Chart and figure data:
'''
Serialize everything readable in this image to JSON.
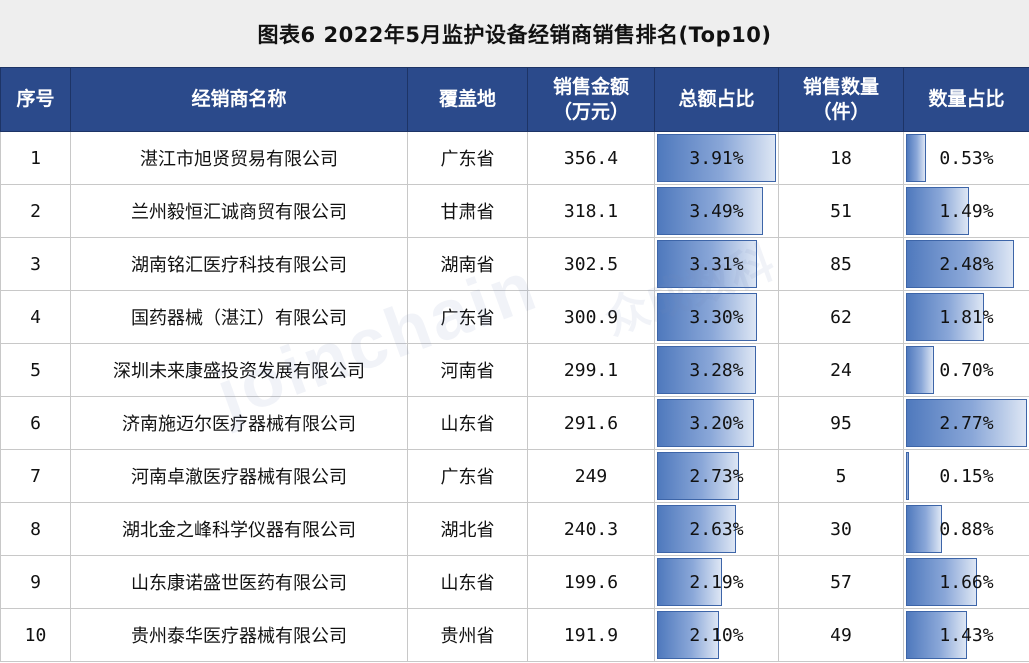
{
  "title": "图表6 2022年5月监护设备经销商销售排名(Top10)",
  "headers": {
    "index": "序号",
    "dealer": "经销商名称",
    "region": "覆盖地",
    "amount_line1": "销售金额",
    "amount_line2": "（万元）",
    "amount_share": "总额占比",
    "qty_line1": "销售数量",
    "qty_line2": "（件）",
    "qty_share": "数量占比"
  },
  "rows": [
    {
      "index": "1",
      "dealer": "湛江市旭贤贸易有限公司",
      "region": "广东省",
      "amount": "356.4",
      "amount_share": "3.91%",
      "amount_share_value": 3.91,
      "qty": "18",
      "qty_share": "0.53%",
      "qty_share_value": 0.53
    },
    {
      "index": "2",
      "dealer": "兰州毅恒汇诚商贸有限公司",
      "region": "甘肃省",
      "amount": "318.1",
      "amount_share": "3.49%",
      "amount_share_value": 3.49,
      "qty": "51",
      "qty_share": "1.49%",
      "qty_share_value": 1.49
    },
    {
      "index": "3",
      "dealer": "湖南铭汇医疗科技有限公司",
      "region": "湖南省",
      "amount": "302.5",
      "amount_share": "3.31%",
      "amount_share_value": 3.31,
      "qty": "85",
      "qty_share": "2.48%",
      "qty_share_value": 2.48
    },
    {
      "index": "4",
      "dealer": "国药器械（湛江）有限公司",
      "region": "广东省",
      "amount": "300.9",
      "amount_share": "3.30%",
      "amount_share_value": 3.3,
      "qty": "62",
      "qty_share": "1.81%",
      "qty_share_value": 1.81
    },
    {
      "index": "5",
      "dealer": "深圳未来康盛投资发展有限公司",
      "region": "河南省",
      "amount": "299.1",
      "amount_share": "3.28%",
      "amount_share_value": 3.28,
      "qty": "24",
      "qty_share": "0.70%",
      "qty_share_value": 0.7
    },
    {
      "index": "6",
      "dealer": "济南施迈尔医疗器械有限公司",
      "region": "山东省",
      "amount": "291.6",
      "amount_share": "3.20%",
      "amount_share_value": 3.2,
      "qty": "95",
      "qty_share": "2.77%",
      "qty_share_value": 2.77
    },
    {
      "index": "7",
      "dealer": "河南卓澈医疗器械有限公司",
      "region": "广东省",
      "amount": "249",
      "amount_share": "2.73%",
      "amount_share_value": 2.73,
      "qty": "5",
      "qty_share": "0.15%",
      "qty_share_value": 0.15
    },
    {
      "index": "8",
      "dealer": "湖北金之峰科学仪器有限公司",
      "region": "湖北省",
      "amount": "240.3",
      "amount_share": "2.63%",
      "amount_share_value": 2.63,
      "qty": "30",
      "qty_share": "0.88%",
      "qty_share_value": 0.88
    },
    {
      "index": "9",
      "dealer": "山东康诺盛世医药有限公司",
      "region": "山东省",
      "amount": "199.6",
      "amount_share": "2.19%",
      "amount_share_value": 2.19,
      "qty": "57",
      "qty_share": "1.66%",
      "qty_share_value": 1.66
    },
    {
      "index": "10",
      "dealer": "贵州泰华医疗器械有限公司",
      "region": "贵州省",
      "amount": "191.9",
      "amount_share": "2.10%",
      "amount_share_value": 2.1,
      "qty": "49",
      "qty_share": "1.43%",
      "qty_share_value": 1.43
    }
  ],
  "watermark": {
    "latin": "joinchain",
    "cn": "众成数科"
  },
  "colors": {
    "header_bg": "#2b4a8b",
    "bar": "#4f79bd",
    "title_bg": "#eeeeee"
  }
}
'''
*EXERCISE DIRECTIONS*. All of the data above should be quoted exactly, except for the pictures.

*COMPLETE RESPONSE*.
Serialize everything readable in this image to JSON.
{
  "title": "图表6 2022年5月监护设备经销商销售排名(Top10)",
  "headers": {
    "index": "序号",
    "dealer": "经销商名称",
    "region": "覆盖地",
    "amount_line1": "销售金额",
    "amount_line2": "（万元）",
    "amount_share": "总额占比",
    "qty_line1": "销售数量",
    "qty_line2": "（件）",
    "qty_share": "数量占比"
  },
  "rows": [
    {
      "index": "1",
      "dealer": "湛江市旭贤贸易有限公司",
      "region": "广东省",
      "amount": "356.4",
      "amount_share": "3.91%",
      "amount_share_value": 3.91,
      "qty": "18",
      "qty_share": "0.53%",
      "qty_share_value": 0.53
    },
    {
      "index": "2",
      "dealer": "兰州毅恒汇诚商贸有限公司",
      "region": "甘肃省",
      "amount": "318.1",
      "amount_share": "3.49%",
      "amount_share_value": 3.49,
      "qty": "51",
      "qty_share": "1.49%",
      "qty_share_value": 1.49
    },
    {
      "index": "3",
      "dealer": "湖南铭汇医疗科技有限公司",
      "region": "湖南省",
      "amount": "302.5",
      "amount_share": "3.31%",
      "amount_share_value": 3.31,
      "qty": "85",
      "qty_share": "2.48%",
      "qty_share_value": 2.48
    },
    {
      "index": "4",
      "dealer": "国药器械（湛江）有限公司",
      "region": "广东省",
      "amount": "300.9",
      "amount_share": "3.30%",
      "amount_share_value": 3.3,
      "qty": "62",
      "qty_share": "1.81%",
      "qty_share_value": 1.81
    },
    {
      "index": "5",
      "dealer": "深圳未来康盛投资发展有限公司",
      "region": "河南省",
      "amount": "299.1",
      "amount_share": "3.28%",
      "amount_share_value": 3.28,
      "qty": "24",
      "qty_share": "0.70%",
      "qty_share_value": 0.7
    },
    {
      "index": "6",
      "dealer": "济南施迈尔医疗器械有限公司",
      "region": "山东省",
      "amount": "291.6",
      "amount_share": "3.20%",
      "amount_share_value": 3.2,
      "qty": "95",
      "qty_share": "2.77%",
      "qty_share_value": 2.77
    },
    {
      "index": "7",
      "dealer": "河南卓澈医疗器械有限公司",
      "region": "广东省",
      "amount": "249",
      "amount_share": "2.73%",
      "amount_share_value": 2.73,
      "qty": "5",
      "qty_share": "0.15%",
      "qty_share_value": 0.15
    },
    {
      "index": "8",
      "dealer": "湖北金之峰科学仪器有限公司",
      "region": "湖北省",
      "amount": "240.3",
      "amount_share": "2.63%",
      "amount_share_value": 2.63,
      "qty": "30",
      "qty_share": "0.88%",
      "qty_share_value": 0.88
    },
    {
      "index": "9",
      "dealer": "山东康诺盛世医药有限公司",
      "region": "山东省",
      "amount": "199.6",
      "amount_share": "2.19%",
      "amount_share_value": 2.19,
      "qty": "57",
      "qty_share": "1.66%",
      "qty_share_value": 1.66
    },
    {
      "index": "10",
      "dealer": "贵州泰华医疗器械有限公司",
      "region": "贵州省",
      "amount": "191.9",
      "amount_share": "2.10%",
      "amount_share_value": 2.1,
      "qty": "49",
      "qty_share": "1.43%",
      "qty_share_value": 1.43
    }
  ],
  "watermark": {
    "latin": "joinchain",
    "cn": "众成数科"
  },
  "colors": {
    "header_bg": "#2b4a8b",
    "bar": "#4f79bd",
    "title_bg": "#eeeeee"
  }
}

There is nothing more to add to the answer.